WHAT YOU ARE ASKED TO DO – Give back the whole listing exactly as shown.

(Data items)
● ● ● ● ●

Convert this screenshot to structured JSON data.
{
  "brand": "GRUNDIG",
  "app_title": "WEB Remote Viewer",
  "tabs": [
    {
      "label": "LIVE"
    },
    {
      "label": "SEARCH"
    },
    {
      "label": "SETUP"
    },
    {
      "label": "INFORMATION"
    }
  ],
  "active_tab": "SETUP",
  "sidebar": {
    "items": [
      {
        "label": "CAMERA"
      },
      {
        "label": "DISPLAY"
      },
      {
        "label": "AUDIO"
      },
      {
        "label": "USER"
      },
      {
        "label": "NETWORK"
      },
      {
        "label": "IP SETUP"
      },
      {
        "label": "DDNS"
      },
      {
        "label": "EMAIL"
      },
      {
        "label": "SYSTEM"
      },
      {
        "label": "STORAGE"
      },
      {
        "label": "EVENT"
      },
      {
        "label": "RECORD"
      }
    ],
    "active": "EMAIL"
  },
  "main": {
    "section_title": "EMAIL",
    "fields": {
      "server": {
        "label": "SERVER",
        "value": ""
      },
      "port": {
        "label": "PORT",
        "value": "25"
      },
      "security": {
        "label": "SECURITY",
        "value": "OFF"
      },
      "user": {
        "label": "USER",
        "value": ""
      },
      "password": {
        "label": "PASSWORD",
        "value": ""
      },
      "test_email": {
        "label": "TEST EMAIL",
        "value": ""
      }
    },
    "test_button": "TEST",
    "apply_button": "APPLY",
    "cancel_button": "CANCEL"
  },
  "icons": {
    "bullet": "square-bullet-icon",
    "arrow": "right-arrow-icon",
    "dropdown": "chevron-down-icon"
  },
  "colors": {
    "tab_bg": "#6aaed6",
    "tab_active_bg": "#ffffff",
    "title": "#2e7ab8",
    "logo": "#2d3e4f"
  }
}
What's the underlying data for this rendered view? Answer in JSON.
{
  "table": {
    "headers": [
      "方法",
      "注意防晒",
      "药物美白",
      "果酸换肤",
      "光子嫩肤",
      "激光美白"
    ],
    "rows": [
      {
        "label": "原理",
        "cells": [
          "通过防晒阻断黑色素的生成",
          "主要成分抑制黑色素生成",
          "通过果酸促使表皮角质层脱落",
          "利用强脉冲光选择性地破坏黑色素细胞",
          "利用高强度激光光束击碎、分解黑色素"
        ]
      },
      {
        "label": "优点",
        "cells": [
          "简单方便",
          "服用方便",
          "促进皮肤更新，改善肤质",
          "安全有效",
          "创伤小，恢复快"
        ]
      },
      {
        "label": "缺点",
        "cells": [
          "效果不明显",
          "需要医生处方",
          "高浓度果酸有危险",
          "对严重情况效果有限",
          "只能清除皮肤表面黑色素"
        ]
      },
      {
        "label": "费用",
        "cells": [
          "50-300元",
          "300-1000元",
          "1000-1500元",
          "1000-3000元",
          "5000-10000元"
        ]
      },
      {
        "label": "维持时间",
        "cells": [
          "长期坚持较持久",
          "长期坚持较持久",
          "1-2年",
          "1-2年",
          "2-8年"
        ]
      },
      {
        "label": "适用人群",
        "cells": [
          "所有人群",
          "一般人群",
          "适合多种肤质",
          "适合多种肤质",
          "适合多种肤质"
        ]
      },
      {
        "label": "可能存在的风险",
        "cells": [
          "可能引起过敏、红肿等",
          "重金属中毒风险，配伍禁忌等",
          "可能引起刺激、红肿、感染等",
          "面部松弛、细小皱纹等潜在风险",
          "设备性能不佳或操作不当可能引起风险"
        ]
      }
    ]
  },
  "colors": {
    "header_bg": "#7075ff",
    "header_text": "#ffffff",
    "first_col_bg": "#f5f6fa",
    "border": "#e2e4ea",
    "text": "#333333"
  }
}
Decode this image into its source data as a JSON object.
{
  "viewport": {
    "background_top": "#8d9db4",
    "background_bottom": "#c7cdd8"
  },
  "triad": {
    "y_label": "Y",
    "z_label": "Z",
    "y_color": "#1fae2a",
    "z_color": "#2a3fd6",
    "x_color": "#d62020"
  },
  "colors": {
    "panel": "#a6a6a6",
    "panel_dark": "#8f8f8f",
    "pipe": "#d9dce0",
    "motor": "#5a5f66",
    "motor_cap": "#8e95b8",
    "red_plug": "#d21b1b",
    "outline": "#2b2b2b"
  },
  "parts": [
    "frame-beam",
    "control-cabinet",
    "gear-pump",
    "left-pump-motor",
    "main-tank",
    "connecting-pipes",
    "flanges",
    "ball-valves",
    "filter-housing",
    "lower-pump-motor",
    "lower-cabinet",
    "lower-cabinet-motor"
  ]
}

● ● ● ● ●

SOLUTION –
Convert this screenshot to structured JSON data.
{
  "brand": "GRUNDIG",
  "app_title": "WEB Remote Viewer",
  "tabs": [
    {
      "label": "LIVE"
    },
    {
      "label": "SEARCH"
    },
    {
      "label": "SETUP"
    },
    {
      "label": "INFORMATION"
    }
  ],
  "active_tab": "SETUP",
  "sidebar": {
    "items": [
      {
        "label": "CAMERA"
      },
      {
        "label": "DISPLAY"
      },
      {
        "label": "AUDIO"
      },
      {
        "label": "USER"
      },
      {
        "label": "NETWORK"
      },
      {
        "label": "IP SETUP"
      },
      {
        "label": "DDNS"
      },
      {
        "label": "EMAIL"
      },
      {
        "label": "SYSTEM"
      },
      {
        "label": "STORAGE"
      },
      {
        "label": "EVENT"
      },
      {
        "label": "RECORD"
      }
    ],
    "active": "EMAIL"
  },
  "main": {
    "section_title": "EMAIL",
    "fields": {
      "server": {
        "label": "SERVER",
        "value": ""
      },
      "port": {
        "label": "PORT",
        "value": "25"
      },
      "security": {
        "label": "SECURITY",
        "value": "OFF"
      },
      "user": {
        "label": "USER",
        "value": ""
      },
      "password": {
        "label": "PASSWORD",
        "value": ""
      },
      "test_email": {
        "label": "TEST EMAIL",
        "value": ""
      }
    },
    "test_button": "TEST",
    "apply_button": "APPLY",
    "cancel_button": "CANCEL"
  },
  "icons": {
    "bullet": "square-bullet-icon",
    "arrow": "right-arrow-icon",
    "dropdown": "chevron-down-icon"
  },
  "colors": {
    "tab_bg": "#6aaed6",
    "tab_active_bg": "#ffffff",
    "title": "#2e7ab8",
    "logo": "#2d3e4f"
  }
}
What's the underlying data for this rendered view? Answer in JSON.
{
  "table": {
    "headers": [
      "方法",
      "注意防晒",
      "药物美白",
      "果酸换肤",
      "光子嫩肤",
      "激光美白"
    ],
    "rows": [
      {
        "label": "原理",
        "cells": [
          "通过防晒阻断黑色素的生成",
          "主要成分抑制黑色素生成",
          "通过果酸促使表皮角质层脱落",
          "利用强脉冲光选择性地破坏黑色素细胞",
          "利用高强度激光光束击碎、分解黑色素"
        ]
      },
      {
        "label": "优点",
        "cells": [
          "简单方便",
          "服用方便",
          "促进皮肤更新，改善肤质",
          "安全有效",
          "创伤小，恢复快"
        ]
      },
      {
        "label": "缺点",
        "cells": [
          "效果不明显",
          "需要医生处方",
          "高浓度果酸有危险",
          "对严重情况效果有限",
          "只能清除皮肤表面黑色素"
        ]
      },
      {
        "label": "费用",
        "cells": [
          "50-300元",
          "300-1000元",
          "1000-1500元",
          "1000-3000元",
          "5000-10000元"
        ]
      },
      {
        "label": "维持时间",
        "cells": [
          "长期坚持较持久",
          "长期坚持较持久",
          "1-2年",
          "1-2年",
          "2-8年"
        ]
      },
      {
        "label": "适用人群",
        "cells": [
          "所有人群",
          "一般人群",
          "适合多种肤质",
          "适合多种肤质",
          "适合多种肤质"
        ]
      },
      {
        "label": "可能存在的风险",
        "cells": [
          "可能引起过敏、红肿等",
          "重金属中毒风险，配伍禁忌等",
          "可能引起刺激、红肿、感染等",
          "面部松弛、细小皱纹等潜在风险",
          "设备性能不佳或操作不当可能引起风险"
        ]
      }
    ]
  },
  "colors": {
    "header_bg": "#7075ff",
    "header_text": "#ffffff",
    "first_col_bg": "#f5f6fa",
    "border": "#e2e4ea",
    "text": "#333333"
  }
}
Decode this image into its source data as a JSON object.
{
  "viewport": {
    "background_top": "#8d9db4",
    "background_bottom": "#c7cdd8"
  },
  "triad": {
    "y_label": "Y",
    "z_label": "Z",
    "y_color": "#1fae2a",
    "z_color": "#2a3fd6",
    "x_color": "#d62020"
  },
  "colors": {
    "panel": "#a6a6a6",
    "panel_dark": "#8f8f8f",
    "pipe": "#d9dce0",
    "motor": "#5a5f66",
    "motor_cap": "#8e95b8",
    "red_plug": "#d21b1b",
    "outline": "#2b2b2b"
  },
  "parts": [
    "frame-beam",
    "control-cabinet",
    "gear-pump",
    "left-pump-motor",
    "main-tank",
    "connecting-pipes",
    "flanges",
    "ball-valves",
    "filter-housing",
    "lower-pump-motor",
    "lower-cabinet",
    "lower-cabinet-motor"
  ]
}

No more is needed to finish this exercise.